Over time, some converted Mohawk relocated to Jesuit mission villages established south of Montreal on the St. Lawrence River in the early 1700s: Kahnawake (also spelled Caughnawaga, named for the village of that name in the Mohawk Valley) and Kanesatake. These Mohawk were joined by members of other tribes but dominated the settlements by number. Many converted to Roman Catholicism. In the 1740s, Mohawk and French set up another village upriver, which is known as Akwesasne. Today a Mohawk reserve, it spans the St. Lawrence River and present-day international boundaries to New York, United States, where it is known as the St. Regis Mohawk Reservation.

Kateri Tekakwitha, born at Ossernenon in the late 1650s, has become noted as a Mohawk convert to Catholicism. She moved with relatives to Caughnawaga on the north side of the river after her parents' deaths.[4] She was known for her faith and a shrine was built to her in New York. In the late 20th century, she was beatified and was canonized in October 2012 as the first Native American Catholic saint. She is also recognized by the Episcopal and Lutheran churches.

After the fall of New Netherland to England in 1664, the Mohawk in New York traded with the English and sometimes acted as their allies. During King Philip's War, Metacom, sachem of the warring Wampanoag Pokanoket, decided to winter with his warriors near Albany in 1675. Encouraged by the English, the Mohawk attacked and killed all but 40 of the 400 Pokanoket.

From the 1690s, Protestant missionaries sought to convert the Mohawk in the New York colony. Many were baptized with English surnames, while others were given both first and surnames in English.

During the late seventeenth and early eighteenth centuries, the Mohawk and Algonquian and Abenaki tribes in New England were involved in raids conducted by the French and English against each other's settlements during Queen Anne's War and other conflicts. They conducted a growing trade in captives, holding them for ransom. Neither of the colonial governments generally negotiated for common captives, and it was up to local European communities to raise funds to ransom their residents. In some cases, French and Abenaki raiders transported captives from New England to Montreal and the Mohawk mission villages. The Mohawk at Kahnawake adopted numerous young women and children to add to their own members, having suffered losses to disease and warfare. For instance, among them were numerous survivors of the more than 100 captives taken in the Deerfield raid in western Massachusetts. The minister of Deerfield was ransomed and returned to Massachusetts, but his daughter was adopted by a Mohawk family and ultimately assimilated and married a Mohawk man.[9]

During the era of the French and Indian War (also known as the Seven Years' War), Anglo-Mohawk partnership relations were maintained by men such as Sir William Johnson in New York (for the British Crown), Conrad Weiser (on behalf of the colony of Pennsylvania), and Hendrick Theyanoguin (for the Mohawk). Johnson called the Albany Congress in June 1754, to discuss with the Iroquois chiefs repair of the damaged diplomatic relationship between the British and the Mohawk, along with securing their cooperation and support in fighting the French,[10] in engagements in North America.

# Requirement
Continue the passage on Mohawk history from its final sentence onward. The material has no connection to the passage on Mohawk history.

[Document structure recognition data]
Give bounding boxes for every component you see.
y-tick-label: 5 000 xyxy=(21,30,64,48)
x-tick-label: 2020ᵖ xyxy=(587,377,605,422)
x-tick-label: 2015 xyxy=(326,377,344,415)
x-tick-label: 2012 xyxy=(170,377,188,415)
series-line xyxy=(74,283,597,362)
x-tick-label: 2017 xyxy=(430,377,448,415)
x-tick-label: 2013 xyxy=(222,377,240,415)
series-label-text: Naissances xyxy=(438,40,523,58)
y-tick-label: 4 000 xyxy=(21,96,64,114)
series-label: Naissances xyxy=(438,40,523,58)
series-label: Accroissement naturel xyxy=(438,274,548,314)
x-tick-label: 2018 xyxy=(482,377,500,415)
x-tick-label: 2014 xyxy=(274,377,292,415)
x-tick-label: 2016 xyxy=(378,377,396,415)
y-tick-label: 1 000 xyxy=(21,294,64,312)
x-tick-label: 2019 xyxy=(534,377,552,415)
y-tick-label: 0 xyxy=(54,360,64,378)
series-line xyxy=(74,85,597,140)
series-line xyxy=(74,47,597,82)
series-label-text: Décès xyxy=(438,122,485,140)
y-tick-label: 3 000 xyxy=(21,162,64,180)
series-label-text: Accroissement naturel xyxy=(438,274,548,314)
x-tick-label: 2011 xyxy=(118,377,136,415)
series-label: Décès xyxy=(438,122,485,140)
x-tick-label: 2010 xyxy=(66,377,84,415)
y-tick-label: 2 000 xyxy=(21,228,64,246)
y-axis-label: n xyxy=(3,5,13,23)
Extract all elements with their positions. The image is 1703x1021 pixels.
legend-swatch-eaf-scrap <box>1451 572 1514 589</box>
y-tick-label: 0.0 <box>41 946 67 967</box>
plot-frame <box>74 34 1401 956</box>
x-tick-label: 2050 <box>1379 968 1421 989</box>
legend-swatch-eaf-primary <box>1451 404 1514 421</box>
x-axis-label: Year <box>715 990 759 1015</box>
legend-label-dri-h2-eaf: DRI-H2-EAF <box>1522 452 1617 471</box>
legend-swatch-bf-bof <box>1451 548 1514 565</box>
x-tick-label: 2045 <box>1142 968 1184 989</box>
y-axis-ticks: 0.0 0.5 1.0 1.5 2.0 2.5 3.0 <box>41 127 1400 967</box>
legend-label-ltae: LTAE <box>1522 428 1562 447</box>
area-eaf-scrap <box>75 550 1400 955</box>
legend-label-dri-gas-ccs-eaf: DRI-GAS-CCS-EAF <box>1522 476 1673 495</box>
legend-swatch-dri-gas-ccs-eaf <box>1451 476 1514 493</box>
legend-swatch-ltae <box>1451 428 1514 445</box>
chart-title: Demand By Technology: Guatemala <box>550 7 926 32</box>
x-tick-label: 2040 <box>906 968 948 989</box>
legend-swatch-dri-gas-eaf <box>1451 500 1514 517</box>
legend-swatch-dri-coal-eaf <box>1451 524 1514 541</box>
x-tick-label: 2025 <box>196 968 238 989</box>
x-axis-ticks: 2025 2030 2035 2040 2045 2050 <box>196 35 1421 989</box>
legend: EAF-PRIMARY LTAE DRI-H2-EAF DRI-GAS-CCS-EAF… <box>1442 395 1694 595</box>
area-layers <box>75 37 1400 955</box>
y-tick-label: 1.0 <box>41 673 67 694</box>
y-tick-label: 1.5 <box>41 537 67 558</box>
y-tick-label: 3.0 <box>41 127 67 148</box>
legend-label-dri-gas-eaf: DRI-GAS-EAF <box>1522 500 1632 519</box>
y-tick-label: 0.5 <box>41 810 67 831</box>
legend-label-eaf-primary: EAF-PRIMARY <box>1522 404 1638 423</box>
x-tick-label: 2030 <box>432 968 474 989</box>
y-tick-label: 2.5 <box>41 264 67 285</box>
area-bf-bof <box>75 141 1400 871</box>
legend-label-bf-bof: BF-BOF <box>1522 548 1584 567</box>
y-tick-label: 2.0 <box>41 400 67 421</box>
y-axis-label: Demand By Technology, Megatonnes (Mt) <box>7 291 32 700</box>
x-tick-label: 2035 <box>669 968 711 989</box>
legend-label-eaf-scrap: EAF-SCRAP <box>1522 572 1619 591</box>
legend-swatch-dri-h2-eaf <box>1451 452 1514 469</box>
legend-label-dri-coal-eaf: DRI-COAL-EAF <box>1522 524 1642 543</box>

# Task result
American Revolutionary War

During the second and third quarters of the 18th century, most of the Mohawk in the Province of New York lived along the Mohawk River at Canajoharie. A few lived at Schoharie, and the rest lived about 30 miles downstream at the Tionondorage Castle, also called Fort Hunter. These two major settlements were traditionally called the Upper Castle and the Lower Castle. The Lower Castle was almost contiguous with Sir Peter Warren's Warrensbush. Sir William Johnson, the British Superintendent of Indian Affairs, built his first house on the north bank of the Mohawk River almost opposite Warrensbush and established the settlement of Johnstown.

The Mohawk were among the four Iroquois tribes that allied with the British during the American Revolutionary War. They had a long trading relationship with the British and hoped to gain support to prohibit colonists encroaching into their territory in the Mohawk Valley. Joseph Brant acted as a war chief and successfully led raids against British and ethnic German colonists in the Mohawk Valley, who had been given land by the British administration near the rapids at present-day Little Falls, New York.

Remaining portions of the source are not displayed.